▶ **What you should do**: Do not carry the pictures over; copy every other part of the entries exactly.

============================================================

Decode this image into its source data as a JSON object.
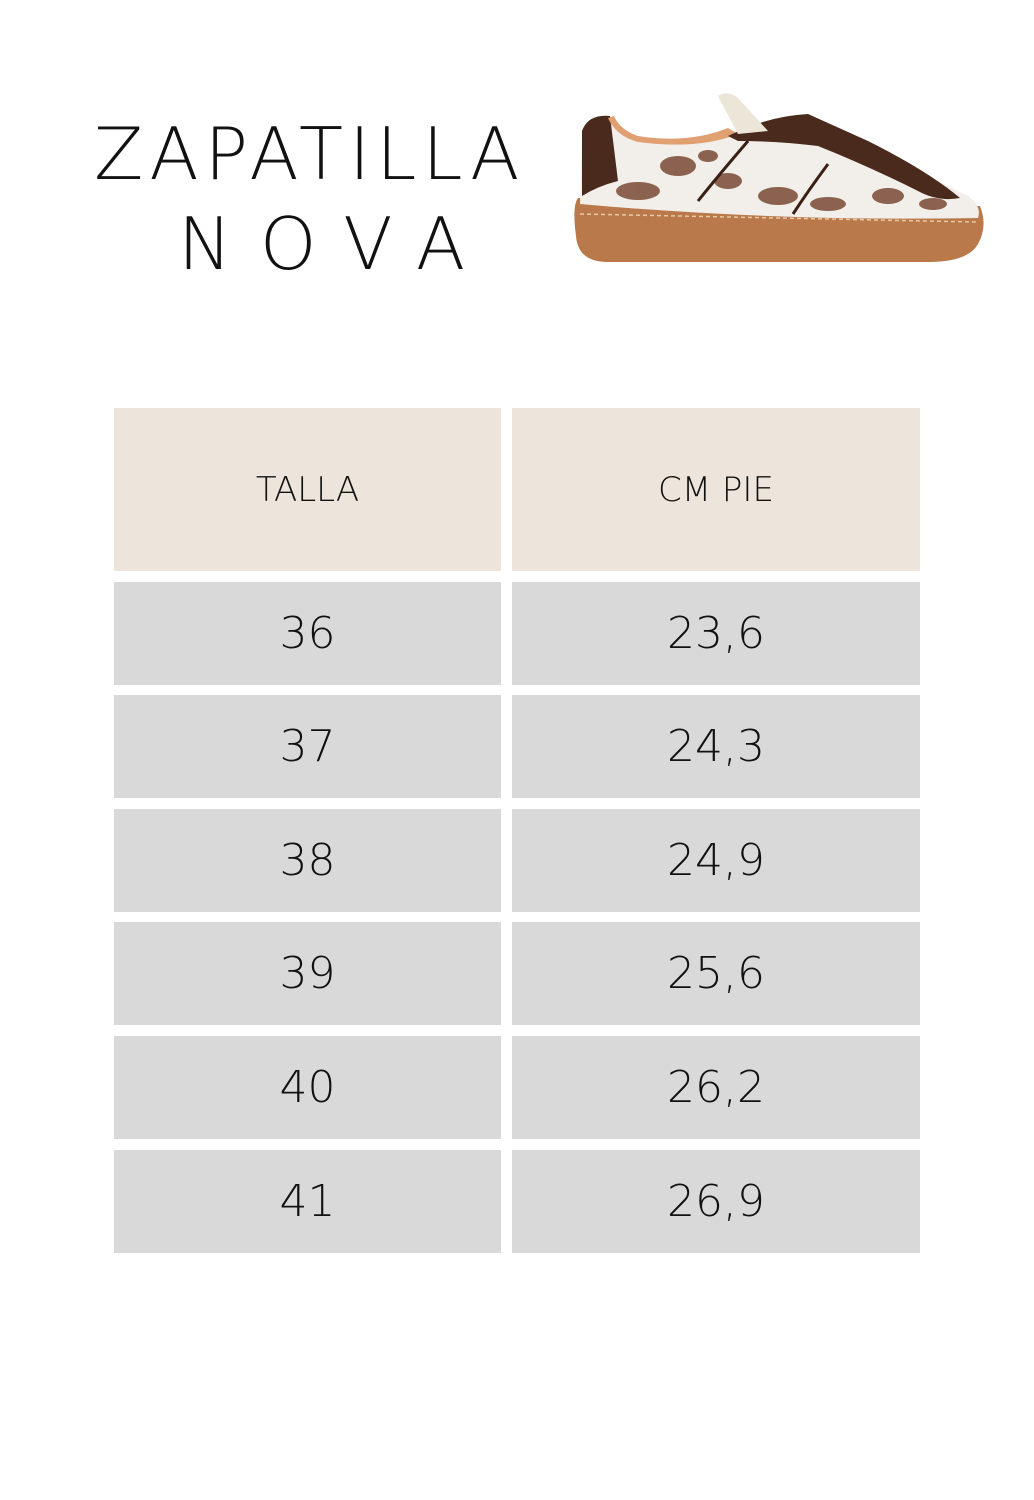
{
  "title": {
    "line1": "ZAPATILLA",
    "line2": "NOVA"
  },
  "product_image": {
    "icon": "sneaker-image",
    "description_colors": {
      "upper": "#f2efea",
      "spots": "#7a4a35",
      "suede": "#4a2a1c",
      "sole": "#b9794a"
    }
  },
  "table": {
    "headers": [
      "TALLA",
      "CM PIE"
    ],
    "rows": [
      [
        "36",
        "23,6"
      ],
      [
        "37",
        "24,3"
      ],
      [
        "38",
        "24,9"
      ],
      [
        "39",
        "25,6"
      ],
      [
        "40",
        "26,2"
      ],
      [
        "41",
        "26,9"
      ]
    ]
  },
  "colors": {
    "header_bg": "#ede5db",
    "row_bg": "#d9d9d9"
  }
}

============================================================

▶ **Result**:
Decode this image into its source data as a JSON object.
{
  "title": {
    "line1": "ZAPATILLA",
    "line2": "NOVA"
  },
  "product_image": {
    "icon": "sneaker-image",
    "description_colors": {
      "upper": "#f2efea",
      "spots": "#7a4a35",
      "suede": "#4a2a1c",
      "sole": "#b9794a"
    }
  },
  "table": {
    "headers": [
      "TALLA",
      "CM PIE"
    ],
    "rows": [
      [
        "36",
        "23,6"
      ],
      [
        "37",
        "24,3"
      ],
      [
        "38",
        "24,9"
      ],
      [
        "39",
        "25,6"
      ],
      [
        "40",
        "26,2"
      ],
      [
        "41",
        "26,9"
      ]
    ]
  },
  "colors": {
    "header_bg": "#ede5db",
    "row_bg": "#d9d9d9"
  }
}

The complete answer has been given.